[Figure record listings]
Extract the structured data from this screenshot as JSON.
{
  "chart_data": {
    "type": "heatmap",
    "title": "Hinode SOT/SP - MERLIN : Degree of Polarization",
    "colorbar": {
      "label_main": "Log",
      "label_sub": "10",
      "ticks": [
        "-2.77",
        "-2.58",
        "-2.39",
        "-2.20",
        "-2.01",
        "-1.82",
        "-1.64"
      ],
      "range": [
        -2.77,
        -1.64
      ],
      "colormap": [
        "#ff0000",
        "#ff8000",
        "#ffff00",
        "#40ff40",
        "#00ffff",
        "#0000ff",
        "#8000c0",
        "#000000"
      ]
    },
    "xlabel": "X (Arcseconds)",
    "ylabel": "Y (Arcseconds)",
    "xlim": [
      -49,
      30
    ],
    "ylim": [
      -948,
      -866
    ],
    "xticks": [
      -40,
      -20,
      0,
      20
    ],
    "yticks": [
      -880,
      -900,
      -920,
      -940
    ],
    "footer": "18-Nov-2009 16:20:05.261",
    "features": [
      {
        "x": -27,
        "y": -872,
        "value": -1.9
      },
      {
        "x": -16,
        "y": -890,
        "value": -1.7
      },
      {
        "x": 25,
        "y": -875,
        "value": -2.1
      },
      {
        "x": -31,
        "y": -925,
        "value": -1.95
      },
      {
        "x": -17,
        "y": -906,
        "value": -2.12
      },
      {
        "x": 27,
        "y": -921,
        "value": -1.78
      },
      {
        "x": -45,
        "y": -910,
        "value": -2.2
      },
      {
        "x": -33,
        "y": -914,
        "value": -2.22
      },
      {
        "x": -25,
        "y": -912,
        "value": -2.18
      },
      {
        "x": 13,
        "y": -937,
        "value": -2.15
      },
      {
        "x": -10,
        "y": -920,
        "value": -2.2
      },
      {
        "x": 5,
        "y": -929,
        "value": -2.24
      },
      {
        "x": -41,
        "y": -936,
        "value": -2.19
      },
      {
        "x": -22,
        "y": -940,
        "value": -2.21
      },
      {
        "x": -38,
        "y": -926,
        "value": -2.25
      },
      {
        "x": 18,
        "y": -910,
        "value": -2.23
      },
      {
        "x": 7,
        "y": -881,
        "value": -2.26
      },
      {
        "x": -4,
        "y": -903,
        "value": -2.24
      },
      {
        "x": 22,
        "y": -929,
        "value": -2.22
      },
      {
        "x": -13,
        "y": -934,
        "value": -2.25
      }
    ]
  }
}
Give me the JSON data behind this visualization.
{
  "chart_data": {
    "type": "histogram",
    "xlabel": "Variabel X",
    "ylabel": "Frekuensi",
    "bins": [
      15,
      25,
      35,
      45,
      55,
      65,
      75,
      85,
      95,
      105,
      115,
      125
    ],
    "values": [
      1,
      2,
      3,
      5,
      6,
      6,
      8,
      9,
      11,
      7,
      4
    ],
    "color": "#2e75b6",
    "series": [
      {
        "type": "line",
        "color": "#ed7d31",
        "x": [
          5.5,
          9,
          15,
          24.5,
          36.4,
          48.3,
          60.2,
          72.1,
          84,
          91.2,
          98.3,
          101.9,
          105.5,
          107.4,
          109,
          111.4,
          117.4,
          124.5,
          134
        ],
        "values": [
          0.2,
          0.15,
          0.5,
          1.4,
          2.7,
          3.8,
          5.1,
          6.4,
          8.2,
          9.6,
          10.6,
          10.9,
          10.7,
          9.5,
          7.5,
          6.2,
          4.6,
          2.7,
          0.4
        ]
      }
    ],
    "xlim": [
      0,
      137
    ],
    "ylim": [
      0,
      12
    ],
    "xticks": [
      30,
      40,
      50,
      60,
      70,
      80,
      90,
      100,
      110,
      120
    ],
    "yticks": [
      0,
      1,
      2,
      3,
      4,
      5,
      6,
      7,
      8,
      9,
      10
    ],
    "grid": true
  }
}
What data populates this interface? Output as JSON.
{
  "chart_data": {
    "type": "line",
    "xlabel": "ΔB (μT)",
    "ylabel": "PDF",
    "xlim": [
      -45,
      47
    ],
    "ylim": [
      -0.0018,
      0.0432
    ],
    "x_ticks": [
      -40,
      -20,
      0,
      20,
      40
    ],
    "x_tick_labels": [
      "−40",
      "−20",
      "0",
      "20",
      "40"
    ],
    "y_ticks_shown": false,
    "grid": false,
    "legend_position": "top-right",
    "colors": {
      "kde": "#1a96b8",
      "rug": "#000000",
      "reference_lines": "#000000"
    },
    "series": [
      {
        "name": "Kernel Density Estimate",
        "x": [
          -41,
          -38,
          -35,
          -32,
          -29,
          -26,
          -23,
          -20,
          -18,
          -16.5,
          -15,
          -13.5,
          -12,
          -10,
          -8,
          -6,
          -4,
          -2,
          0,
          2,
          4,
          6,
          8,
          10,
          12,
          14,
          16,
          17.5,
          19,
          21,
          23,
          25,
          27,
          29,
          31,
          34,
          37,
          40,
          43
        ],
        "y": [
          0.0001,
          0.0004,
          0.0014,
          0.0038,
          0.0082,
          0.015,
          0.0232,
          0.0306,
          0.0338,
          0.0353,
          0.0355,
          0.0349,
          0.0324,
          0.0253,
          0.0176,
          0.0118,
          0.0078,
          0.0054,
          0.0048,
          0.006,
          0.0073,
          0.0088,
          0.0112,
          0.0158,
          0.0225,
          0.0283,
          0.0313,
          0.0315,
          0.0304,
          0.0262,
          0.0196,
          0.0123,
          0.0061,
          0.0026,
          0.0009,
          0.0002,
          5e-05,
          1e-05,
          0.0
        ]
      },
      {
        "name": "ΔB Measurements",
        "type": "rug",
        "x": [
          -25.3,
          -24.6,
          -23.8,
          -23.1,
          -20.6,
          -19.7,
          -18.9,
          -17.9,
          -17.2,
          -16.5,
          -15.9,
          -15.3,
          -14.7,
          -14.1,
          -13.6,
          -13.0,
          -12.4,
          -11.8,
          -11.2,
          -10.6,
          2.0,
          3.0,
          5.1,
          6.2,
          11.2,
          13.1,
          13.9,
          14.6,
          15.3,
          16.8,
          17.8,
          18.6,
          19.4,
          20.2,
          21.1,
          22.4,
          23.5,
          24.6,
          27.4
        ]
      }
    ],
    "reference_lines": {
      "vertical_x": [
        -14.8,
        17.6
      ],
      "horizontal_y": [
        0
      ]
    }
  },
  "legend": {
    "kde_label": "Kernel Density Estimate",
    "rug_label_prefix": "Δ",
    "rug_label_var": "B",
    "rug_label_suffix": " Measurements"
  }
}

* WHAT IS BEING ASKED
Only a number is needed: how many lines of the material above contain "Measurements"?

* COMPLETED EXERCISE
2